- _AIM OF THE TASK_
Extract each line of the data below exactly as written.

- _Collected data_

* * * * * * *

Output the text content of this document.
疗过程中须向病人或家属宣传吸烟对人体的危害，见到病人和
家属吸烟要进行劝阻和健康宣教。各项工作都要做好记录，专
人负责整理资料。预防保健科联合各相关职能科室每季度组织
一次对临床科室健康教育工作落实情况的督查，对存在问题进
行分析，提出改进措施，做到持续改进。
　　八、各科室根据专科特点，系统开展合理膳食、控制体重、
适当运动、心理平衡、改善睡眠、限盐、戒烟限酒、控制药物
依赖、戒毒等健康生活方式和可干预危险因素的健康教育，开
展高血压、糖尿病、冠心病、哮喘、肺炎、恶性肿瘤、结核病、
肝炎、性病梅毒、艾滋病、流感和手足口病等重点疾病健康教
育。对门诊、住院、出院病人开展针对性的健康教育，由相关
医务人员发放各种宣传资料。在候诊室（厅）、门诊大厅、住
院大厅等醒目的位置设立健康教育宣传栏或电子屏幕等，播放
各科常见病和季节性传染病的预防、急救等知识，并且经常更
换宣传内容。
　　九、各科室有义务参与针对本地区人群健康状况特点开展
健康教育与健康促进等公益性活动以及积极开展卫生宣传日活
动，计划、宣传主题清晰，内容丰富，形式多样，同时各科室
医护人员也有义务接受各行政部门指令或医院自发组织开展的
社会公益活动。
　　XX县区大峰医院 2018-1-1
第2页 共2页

* * * * * * *

- _RESPONSE BELOW_
Output the text content of this document.
疗过程中须向病人或家属宣传吸烟对人体的危害，见到病人和
家属吸烟要进行劝阻和健康宣教。各项工作都要做好记录，专
人负责整理资料。预防保健科联合各相关职能科室每季度组织
一次对临床科室健康教育工作落实情况的督查，对存在问题进
行分析，提出改进措施，做到持续改进。
　　八、各科室根据专科特点，系统开展合理膳食、控制体重、
适当运动、心理平衡、改善睡眠、限盐、戒烟限酒、控制药物
依赖、戒毒等健康生活方式和可干预危险因素的健康教育，开
展高血压、糖尿病、冠心病、哮喘、肺炎、恶性肿瘤、结核病、
肝炎、性病梅毒、艾滋病、流感和手足口病等重点疾病健康教
育。对门诊、住院、出院病人开展针对性的健康教育，由相关
医务人员发放各种宣传资料。在候诊室（厅）、门诊大厅、住
院大厅等醒目的位置设立健康教育宣传栏或电子屏幕等，播放
各科常见病和季节性传染病的预防、急救等知识，并且经常更
换宣传内容。
　　九、各科室有义务参与针对本地区人群健康状况特点开展
健康教育与健康促进等公益性活动以及积极开展卫生宣传日活
动，计划、宣传主题清晰，内容丰富，形式多样，同时各科室
医护人员也有义务接受各行政部门指令或医院自发组织开展的
社会公益活动。
　　XX县区大峰医院 2018-1-1
第2页 共2页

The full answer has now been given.